*Task directions*:
Note how many lines in the entries contain the string "flags", then give that number and nothing else.

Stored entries
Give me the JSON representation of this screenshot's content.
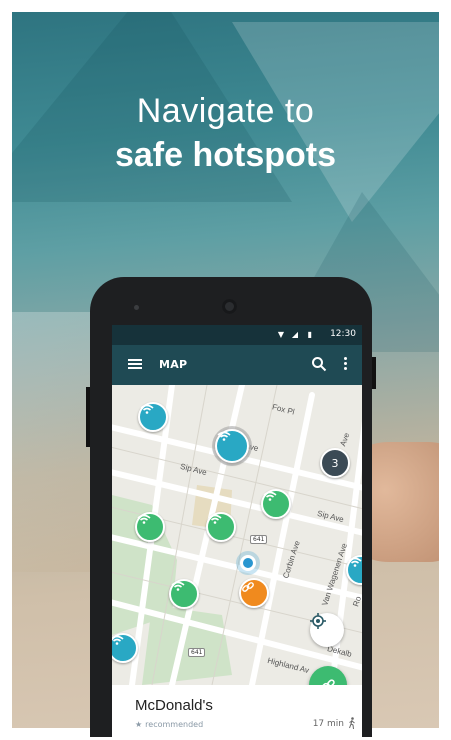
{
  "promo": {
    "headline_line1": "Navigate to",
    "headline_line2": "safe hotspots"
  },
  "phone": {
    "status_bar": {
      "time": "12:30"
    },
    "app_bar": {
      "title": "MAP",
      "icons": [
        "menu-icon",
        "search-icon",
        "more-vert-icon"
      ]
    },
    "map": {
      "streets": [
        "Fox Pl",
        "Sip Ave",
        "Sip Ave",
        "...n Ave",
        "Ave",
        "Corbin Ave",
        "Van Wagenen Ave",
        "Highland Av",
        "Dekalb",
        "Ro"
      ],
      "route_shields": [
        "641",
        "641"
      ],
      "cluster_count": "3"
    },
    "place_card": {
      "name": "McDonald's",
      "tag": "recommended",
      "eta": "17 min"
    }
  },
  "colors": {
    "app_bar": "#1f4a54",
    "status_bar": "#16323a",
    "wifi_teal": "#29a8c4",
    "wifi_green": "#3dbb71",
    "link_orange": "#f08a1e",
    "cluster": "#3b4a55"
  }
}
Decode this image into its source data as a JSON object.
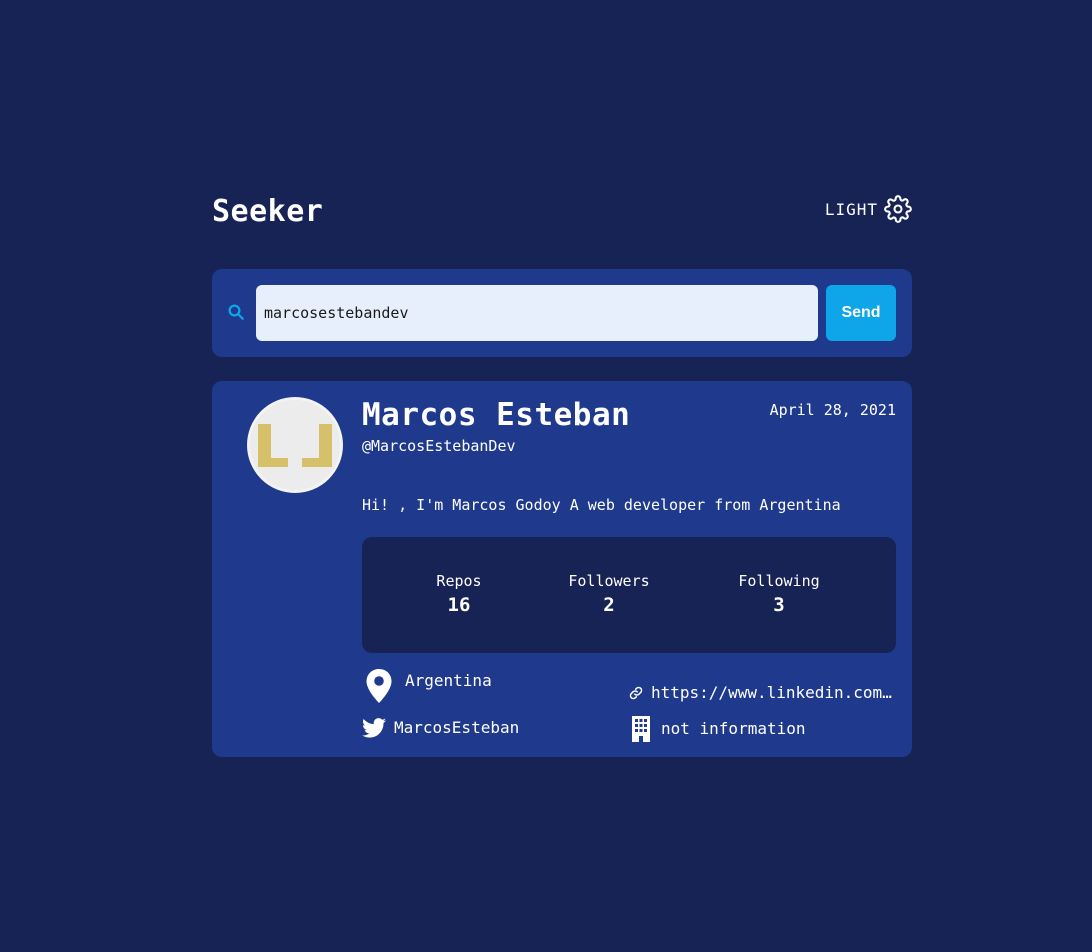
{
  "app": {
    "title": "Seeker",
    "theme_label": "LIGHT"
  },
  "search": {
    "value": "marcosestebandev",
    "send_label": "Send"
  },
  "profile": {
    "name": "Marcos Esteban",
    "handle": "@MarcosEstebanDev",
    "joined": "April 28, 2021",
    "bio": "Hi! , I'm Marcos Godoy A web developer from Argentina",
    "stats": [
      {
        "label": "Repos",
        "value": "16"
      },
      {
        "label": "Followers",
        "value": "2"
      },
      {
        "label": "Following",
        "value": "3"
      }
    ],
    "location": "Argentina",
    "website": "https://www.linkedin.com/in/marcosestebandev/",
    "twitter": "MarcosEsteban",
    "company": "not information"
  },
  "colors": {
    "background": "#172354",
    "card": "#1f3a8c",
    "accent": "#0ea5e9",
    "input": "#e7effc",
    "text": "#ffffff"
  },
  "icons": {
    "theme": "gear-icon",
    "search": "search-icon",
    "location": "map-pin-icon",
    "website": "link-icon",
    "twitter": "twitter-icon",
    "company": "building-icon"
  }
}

---

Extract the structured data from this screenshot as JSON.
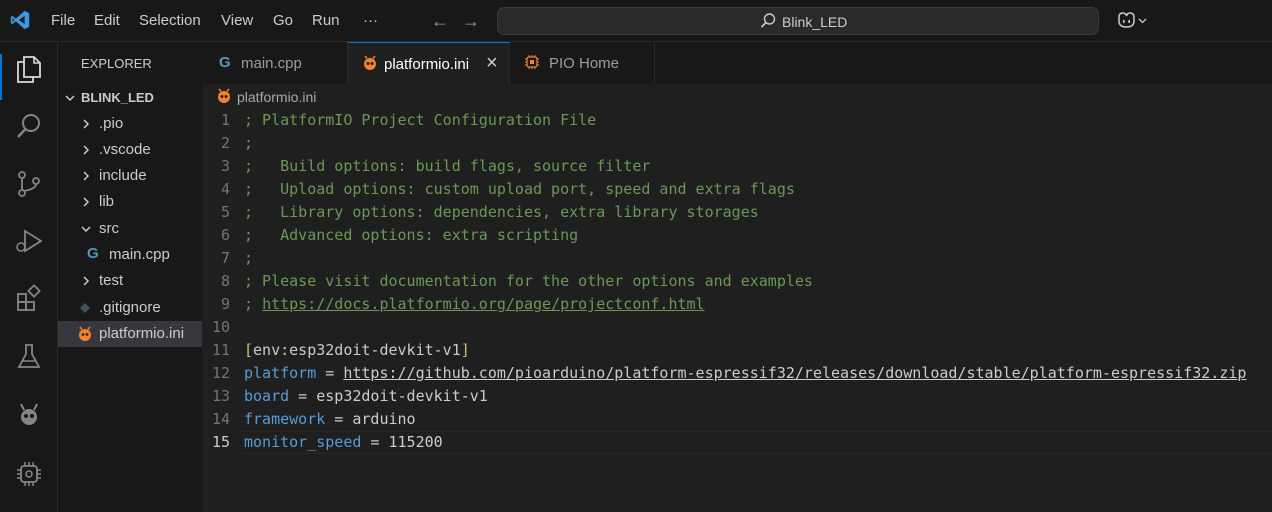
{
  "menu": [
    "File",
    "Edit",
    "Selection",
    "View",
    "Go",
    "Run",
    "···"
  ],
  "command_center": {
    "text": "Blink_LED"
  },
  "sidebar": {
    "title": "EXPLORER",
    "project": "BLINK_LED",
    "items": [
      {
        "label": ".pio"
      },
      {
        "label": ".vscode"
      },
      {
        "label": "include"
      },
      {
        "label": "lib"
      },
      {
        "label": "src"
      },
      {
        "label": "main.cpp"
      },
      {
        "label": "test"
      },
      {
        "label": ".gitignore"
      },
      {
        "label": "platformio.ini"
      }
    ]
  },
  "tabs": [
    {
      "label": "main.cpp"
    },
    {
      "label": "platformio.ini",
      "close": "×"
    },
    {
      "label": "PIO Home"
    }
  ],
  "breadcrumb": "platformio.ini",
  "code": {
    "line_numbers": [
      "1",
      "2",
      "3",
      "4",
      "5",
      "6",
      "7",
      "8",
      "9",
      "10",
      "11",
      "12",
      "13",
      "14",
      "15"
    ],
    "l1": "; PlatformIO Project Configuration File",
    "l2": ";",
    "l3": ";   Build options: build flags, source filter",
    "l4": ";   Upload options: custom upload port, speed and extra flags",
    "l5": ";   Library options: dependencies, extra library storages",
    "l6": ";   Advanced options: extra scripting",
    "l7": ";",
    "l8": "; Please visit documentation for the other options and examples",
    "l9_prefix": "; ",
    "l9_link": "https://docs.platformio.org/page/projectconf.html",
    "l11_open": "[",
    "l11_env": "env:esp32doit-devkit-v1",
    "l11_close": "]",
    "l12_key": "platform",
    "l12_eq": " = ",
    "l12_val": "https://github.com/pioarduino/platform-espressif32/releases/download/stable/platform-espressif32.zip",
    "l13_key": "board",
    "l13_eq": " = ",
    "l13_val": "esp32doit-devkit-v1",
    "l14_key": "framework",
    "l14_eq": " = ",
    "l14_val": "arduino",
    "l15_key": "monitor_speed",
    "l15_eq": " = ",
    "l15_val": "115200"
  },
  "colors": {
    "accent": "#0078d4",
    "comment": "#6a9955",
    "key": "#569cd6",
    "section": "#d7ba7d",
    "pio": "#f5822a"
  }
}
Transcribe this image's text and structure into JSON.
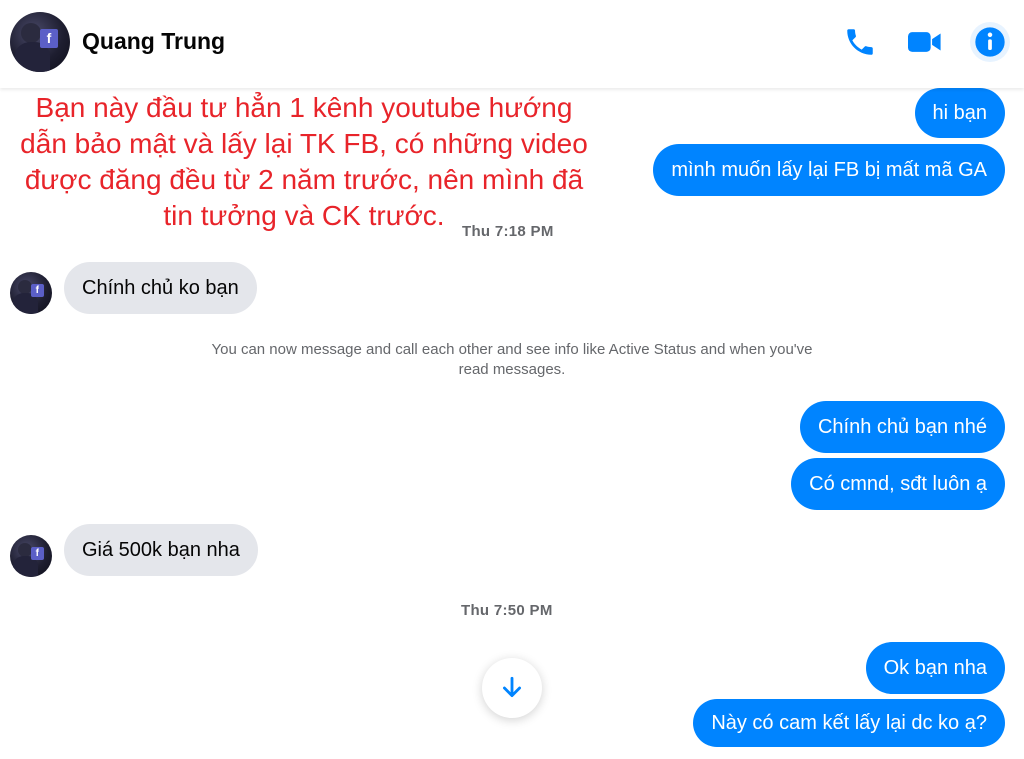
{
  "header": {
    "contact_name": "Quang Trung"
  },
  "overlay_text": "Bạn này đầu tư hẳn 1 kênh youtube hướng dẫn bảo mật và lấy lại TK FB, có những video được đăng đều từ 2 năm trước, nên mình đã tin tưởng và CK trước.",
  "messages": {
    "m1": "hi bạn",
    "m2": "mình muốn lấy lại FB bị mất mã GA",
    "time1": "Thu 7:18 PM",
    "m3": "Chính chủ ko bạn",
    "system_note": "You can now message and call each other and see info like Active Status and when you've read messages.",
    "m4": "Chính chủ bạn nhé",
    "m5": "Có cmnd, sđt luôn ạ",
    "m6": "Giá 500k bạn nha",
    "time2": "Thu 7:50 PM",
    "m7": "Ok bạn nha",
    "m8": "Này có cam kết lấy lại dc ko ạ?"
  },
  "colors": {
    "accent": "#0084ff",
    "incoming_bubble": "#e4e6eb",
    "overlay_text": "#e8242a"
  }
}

*Answer*:
2